▶ WHAT YOU NEED TO DO
Make an exact copy of the lines below.

▶ GIVEN DATA
------

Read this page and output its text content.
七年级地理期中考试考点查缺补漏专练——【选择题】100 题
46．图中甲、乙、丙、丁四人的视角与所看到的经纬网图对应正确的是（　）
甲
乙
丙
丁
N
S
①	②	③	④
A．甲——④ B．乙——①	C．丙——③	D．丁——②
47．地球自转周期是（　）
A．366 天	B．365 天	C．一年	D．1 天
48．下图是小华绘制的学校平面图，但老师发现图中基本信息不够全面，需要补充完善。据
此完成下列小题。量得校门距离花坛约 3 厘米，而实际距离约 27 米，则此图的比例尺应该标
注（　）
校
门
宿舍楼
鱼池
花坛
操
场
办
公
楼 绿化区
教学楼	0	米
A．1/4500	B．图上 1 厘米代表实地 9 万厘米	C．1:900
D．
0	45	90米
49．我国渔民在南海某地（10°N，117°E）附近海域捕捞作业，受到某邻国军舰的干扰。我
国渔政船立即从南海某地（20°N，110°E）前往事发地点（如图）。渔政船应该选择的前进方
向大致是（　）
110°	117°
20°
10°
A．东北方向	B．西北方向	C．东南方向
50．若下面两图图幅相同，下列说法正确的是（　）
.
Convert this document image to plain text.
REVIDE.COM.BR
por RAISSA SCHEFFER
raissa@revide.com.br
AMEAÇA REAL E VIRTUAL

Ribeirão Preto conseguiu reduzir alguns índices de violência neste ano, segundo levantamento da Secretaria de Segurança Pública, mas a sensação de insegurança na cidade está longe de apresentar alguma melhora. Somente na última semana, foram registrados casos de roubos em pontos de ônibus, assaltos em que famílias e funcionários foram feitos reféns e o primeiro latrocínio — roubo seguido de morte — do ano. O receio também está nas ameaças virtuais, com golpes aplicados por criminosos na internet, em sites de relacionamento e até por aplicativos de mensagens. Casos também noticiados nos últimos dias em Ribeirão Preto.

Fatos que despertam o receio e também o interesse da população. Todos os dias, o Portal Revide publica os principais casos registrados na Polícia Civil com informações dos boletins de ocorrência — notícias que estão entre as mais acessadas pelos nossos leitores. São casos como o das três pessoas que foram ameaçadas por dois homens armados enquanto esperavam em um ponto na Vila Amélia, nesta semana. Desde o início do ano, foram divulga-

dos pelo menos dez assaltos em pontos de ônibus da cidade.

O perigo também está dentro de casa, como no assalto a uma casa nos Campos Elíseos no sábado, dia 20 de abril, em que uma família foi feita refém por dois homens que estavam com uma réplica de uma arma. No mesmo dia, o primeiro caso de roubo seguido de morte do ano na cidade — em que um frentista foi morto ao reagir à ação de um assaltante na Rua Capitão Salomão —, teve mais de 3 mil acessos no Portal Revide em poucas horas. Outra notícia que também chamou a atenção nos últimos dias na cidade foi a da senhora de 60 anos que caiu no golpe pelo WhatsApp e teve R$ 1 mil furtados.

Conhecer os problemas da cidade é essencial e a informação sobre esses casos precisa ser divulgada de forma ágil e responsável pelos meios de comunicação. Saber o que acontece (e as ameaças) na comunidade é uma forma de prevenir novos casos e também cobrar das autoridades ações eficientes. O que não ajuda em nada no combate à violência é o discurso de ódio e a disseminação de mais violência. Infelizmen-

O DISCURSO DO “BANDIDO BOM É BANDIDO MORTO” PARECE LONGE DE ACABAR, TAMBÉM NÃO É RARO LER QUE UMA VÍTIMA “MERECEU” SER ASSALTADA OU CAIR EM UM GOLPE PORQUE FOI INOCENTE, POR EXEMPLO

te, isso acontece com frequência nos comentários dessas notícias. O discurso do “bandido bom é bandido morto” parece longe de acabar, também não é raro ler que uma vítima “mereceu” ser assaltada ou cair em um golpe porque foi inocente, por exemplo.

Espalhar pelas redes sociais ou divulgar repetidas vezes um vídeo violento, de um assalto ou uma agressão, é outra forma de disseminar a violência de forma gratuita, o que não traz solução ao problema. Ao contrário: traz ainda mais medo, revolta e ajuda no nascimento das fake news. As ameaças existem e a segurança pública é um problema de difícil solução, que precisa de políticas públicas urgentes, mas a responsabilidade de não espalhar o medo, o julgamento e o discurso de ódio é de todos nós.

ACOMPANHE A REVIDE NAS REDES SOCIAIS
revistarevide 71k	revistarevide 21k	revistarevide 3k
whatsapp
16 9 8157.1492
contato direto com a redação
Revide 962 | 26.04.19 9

------

▶ SOLUTION FOR THIS TASK
Read this page and output its text content.
七年级地理期中考试考点查缺补漏专练——【选择题】100 题
46．图中甲、乙、丙、丁四人的视角与所看到的经纬网图对应正确的是（　）
甲
乙
丙
丁
N
S
①	②	③	④
A．甲——④ B．乙——①	C．丙——③	D．丁——②
47．地球自转周期是（　）
A．366 天	B．365 天	C．一年	D．1 天
48．下图是小华绘制的学校平面图，但老师发现图中基本信息不够全面，需要补充完善。据
此完成下列小题。量得校门距离花坛约 3 厘米，而实际距离约 27 米，则此图的比例尺应该标
注（　）
校
门
宿舍楼
鱼池
花坛
操
场
办
公
楼 绿化区
教学楼	0	米
A．1/4500	B．图上 1 厘米代表实地 9 万厘米	C．1:900
D．
0	45	90米
49．我国渔民在南海某地（10°N，117°E）附近海域捕捞作业，受到某邻国军舰的干扰。我
国渔政船立即从南海某地（20°N，110°E）前往事发地点（如图）。渔政船应该选择的前进方
向大致是（　）
110°	117°
20°
10°
A．东北方向	B．西北方向	C．东南方向
50．若下面两图图幅相同，下列说法正确的是（　）
.
Convert this document image to plain text.
REVIDE.COM.BR
por RAISSA SCHEFFER
raissa@revide.com.br
AMEAÇA REAL E VIRTUAL

Ribeirão Preto conseguiu reduzir alguns índices de violência neste ano, segundo levantamento da Secretaria de Segurança Pública, mas a sensação de insegurança na cidade está longe de apresentar alguma melhora. Somente na última semana, foram registrados casos de roubos em pontos de ônibus, assaltos em que famílias e funcionários foram feitos reféns e o primeiro latrocínio — roubo seguido de morte — do ano. O receio também está nas ameaças virtuais, com golpes aplicados por criminosos na internet, em sites de relacionamento e até por aplicativos de mensagens. Casos também noticiados nos últimos dias em Ribeirão Preto.

Fatos que despertam o receio e também o interesse da população. Todos os dias, o Portal Revide publica os principais casos registrados na Polícia Civil com informações dos boletins de ocorrência — notícias que estão entre as mais acessadas pelos nossos leitores. São casos como o das três pessoas que foram ameaçadas por dois homens armados enquanto esperavam em um ponto na Vila Amélia, nesta semana. Desde o início do ano, foram divulga-

dos pelo menos dez assaltos em pontos de ônibus da cidade.

O perigo também está dentro de casa, como no assalto a uma casa nos Campos Elíseos no sábado, dia 20 de abril, em que uma família foi feita refém por dois homens que estavam com uma réplica de uma arma. No mesmo dia, o primeiro caso de roubo seguido de morte do ano na cidade — em que um frentista foi morto ao reagir à ação de um assaltante na Rua Capitão Salomão —, teve mais de 3 mil acessos no Portal Revide em poucas horas. Outra notícia que também chamou a atenção nos últimos dias na cidade foi a da senhora de 60 anos que caiu no golpe pelo WhatsApp e teve R$ 1 mil furtados.

Conhecer os problemas da cidade é essencial e a informação sobre esses casos precisa ser divulgada de forma ágil e responsável pelos meios de comunicação. Saber o que acontece (e as ameaças) na comunidade é uma forma de prevenir novos casos e também cobrar das autoridades ações eficientes. O que não ajuda em nada no combate à violência é o discurso de ódio e a disseminação de mais violência. Infelizmen-

O DISCURSO DO “BANDIDO BOM É BANDIDO MORTO” PARECE LONGE DE ACABAR, TAMBÉM NÃO É RARO LER QUE UMA VÍTIMA “MERECEU” SER ASSALTADA OU CAIR EM UM GOLPE PORQUE FOI INOCENTE, POR EXEMPLO

te, isso acontece com frequência nos comentários dessas notícias. O discurso do “bandido bom é bandido morto” parece longe de acabar, também não é raro ler que uma vítima “mereceu” ser assaltada ou cair em um golpe porque foi inocente, por exemplo.

Espalhar pelas redes sociais ou divulgar repetidas vezes um vídeo violento, de um assalto ou uma agressão, é outra forma de disseminar a violência de forma gratuita, o que não traz solução ao problema. Ao contrário: traz ainda mais medo, revolta e ajuda no nascimento das fake news. As ameaças existem e a segurança pública é um problema de difícil solução, que precisa de políticas públicas urgentes, mas a responsabilidade de não espalhar o medo, o julgamento e o discurso de ódio é de todos nós.

ACOMPANHE A REVIDE NAS REDES SOCIAIS
revistarevide 71k	revistarevide 21k	revistarevide 3k
whatsapp
16 9 8157.1492
contato direto com a redação
Revide 962 | 26.04.19 9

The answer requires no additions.